— Start of Information shown —

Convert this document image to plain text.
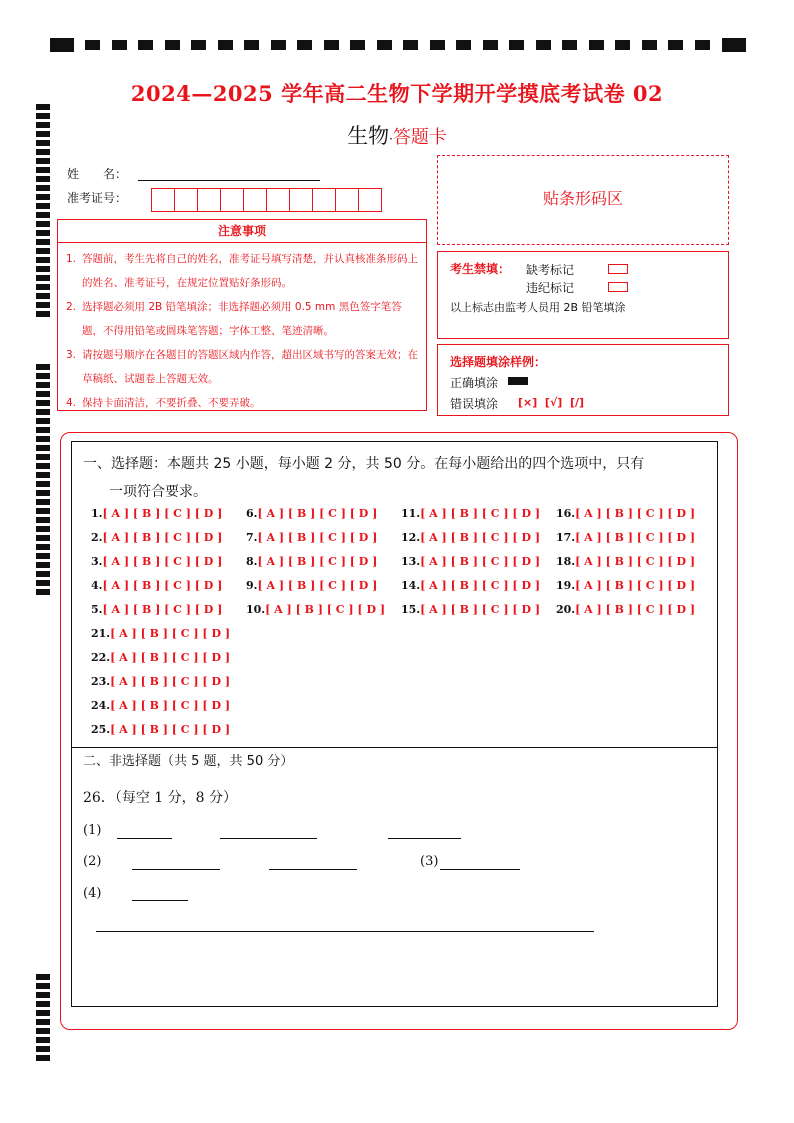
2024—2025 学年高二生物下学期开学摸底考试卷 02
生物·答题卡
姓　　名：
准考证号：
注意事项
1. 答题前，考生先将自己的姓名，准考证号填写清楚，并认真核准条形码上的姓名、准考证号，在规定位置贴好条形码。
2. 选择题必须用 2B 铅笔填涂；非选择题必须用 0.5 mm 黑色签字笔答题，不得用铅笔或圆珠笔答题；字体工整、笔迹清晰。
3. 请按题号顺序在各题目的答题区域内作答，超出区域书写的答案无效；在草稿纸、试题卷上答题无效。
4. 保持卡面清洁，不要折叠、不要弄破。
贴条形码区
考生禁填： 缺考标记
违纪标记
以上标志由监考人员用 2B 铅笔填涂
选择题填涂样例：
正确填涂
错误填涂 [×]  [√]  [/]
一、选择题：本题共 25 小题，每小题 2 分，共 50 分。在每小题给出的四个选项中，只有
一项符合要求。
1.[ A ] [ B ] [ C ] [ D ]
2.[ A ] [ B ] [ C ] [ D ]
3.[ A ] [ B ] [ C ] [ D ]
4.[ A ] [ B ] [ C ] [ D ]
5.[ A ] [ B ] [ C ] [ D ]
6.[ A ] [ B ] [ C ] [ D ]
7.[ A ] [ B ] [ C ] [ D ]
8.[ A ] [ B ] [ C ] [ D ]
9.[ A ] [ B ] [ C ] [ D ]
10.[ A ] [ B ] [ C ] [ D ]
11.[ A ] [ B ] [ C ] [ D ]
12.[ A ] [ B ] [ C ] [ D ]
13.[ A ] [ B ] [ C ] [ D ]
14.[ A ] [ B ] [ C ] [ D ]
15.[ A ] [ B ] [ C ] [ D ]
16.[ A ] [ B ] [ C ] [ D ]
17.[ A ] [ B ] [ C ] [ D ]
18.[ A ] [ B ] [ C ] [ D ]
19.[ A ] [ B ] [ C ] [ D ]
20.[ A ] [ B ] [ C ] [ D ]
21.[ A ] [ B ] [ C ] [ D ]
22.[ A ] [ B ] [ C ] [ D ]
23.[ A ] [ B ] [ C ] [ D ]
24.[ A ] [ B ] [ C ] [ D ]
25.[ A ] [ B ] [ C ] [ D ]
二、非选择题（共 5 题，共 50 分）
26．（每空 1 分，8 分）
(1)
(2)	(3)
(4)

— End of Information shown —

**What to work on**. Extract each line from the entries above that contains the string "准考证号".

**Response for this exercise**.
准考证号：
1. 答题前，考生先将自己的姓名，准考证号填写清楚，并认真核准条形码上的姓名、准考证号，在规定位置贴好条形码。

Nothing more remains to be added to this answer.